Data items
_ _ _
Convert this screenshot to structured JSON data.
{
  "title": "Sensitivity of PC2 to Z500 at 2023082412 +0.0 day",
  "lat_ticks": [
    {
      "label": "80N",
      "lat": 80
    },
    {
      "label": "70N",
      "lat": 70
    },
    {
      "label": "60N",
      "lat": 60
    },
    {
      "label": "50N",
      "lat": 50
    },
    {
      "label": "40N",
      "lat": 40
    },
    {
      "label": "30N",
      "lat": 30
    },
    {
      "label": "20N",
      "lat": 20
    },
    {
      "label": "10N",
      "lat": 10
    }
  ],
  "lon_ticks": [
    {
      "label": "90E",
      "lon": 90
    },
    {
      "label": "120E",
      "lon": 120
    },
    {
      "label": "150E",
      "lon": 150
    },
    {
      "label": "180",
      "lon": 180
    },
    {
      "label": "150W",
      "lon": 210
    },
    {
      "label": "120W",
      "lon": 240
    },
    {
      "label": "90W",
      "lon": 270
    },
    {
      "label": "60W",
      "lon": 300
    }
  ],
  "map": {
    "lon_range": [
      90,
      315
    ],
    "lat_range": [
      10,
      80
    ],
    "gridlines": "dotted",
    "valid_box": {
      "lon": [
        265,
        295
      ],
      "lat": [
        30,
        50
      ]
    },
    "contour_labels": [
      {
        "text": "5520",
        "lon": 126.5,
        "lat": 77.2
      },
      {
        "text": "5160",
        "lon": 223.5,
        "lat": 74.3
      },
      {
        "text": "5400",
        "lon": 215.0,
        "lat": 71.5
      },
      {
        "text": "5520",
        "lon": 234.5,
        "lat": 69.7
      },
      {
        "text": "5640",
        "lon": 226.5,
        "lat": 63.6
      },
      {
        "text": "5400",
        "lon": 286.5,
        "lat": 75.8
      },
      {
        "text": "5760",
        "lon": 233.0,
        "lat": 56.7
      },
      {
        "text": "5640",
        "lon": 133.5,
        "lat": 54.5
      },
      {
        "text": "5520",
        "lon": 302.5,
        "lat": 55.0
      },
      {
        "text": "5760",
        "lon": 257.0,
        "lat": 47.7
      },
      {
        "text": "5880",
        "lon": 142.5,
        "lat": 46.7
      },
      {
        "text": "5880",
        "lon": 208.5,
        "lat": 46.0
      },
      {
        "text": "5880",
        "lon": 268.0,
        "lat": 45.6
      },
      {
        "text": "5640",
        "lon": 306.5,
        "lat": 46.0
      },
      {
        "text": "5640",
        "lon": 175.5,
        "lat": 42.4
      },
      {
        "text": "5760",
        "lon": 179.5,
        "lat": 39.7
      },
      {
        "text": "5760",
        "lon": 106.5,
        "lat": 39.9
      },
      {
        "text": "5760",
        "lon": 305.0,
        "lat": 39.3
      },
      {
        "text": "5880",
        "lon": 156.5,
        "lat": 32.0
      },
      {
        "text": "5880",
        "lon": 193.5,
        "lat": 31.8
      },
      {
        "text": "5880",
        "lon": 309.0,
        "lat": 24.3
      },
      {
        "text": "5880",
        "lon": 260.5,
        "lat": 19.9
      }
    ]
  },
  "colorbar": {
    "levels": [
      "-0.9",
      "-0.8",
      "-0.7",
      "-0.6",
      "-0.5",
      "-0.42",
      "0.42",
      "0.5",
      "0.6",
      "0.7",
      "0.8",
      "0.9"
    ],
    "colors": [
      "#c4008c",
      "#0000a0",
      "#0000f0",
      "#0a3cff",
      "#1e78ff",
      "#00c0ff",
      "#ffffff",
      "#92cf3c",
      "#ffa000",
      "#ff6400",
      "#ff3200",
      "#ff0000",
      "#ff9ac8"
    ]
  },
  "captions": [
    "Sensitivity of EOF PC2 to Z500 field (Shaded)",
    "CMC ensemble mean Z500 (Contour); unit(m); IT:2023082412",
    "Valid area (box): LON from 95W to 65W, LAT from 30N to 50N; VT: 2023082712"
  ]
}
_ _ _
▶ _WRITTEN INSTRUCTION_
Look for lines containing the string "Sensitivity" and copy them all.

▶ _ANSWER_
  "title": "Sensitivity of PC2 to Z500 at 2023082412 +0.0 day",
    "Sensitivity of EOF PC2 to Z500 field (Shaded)",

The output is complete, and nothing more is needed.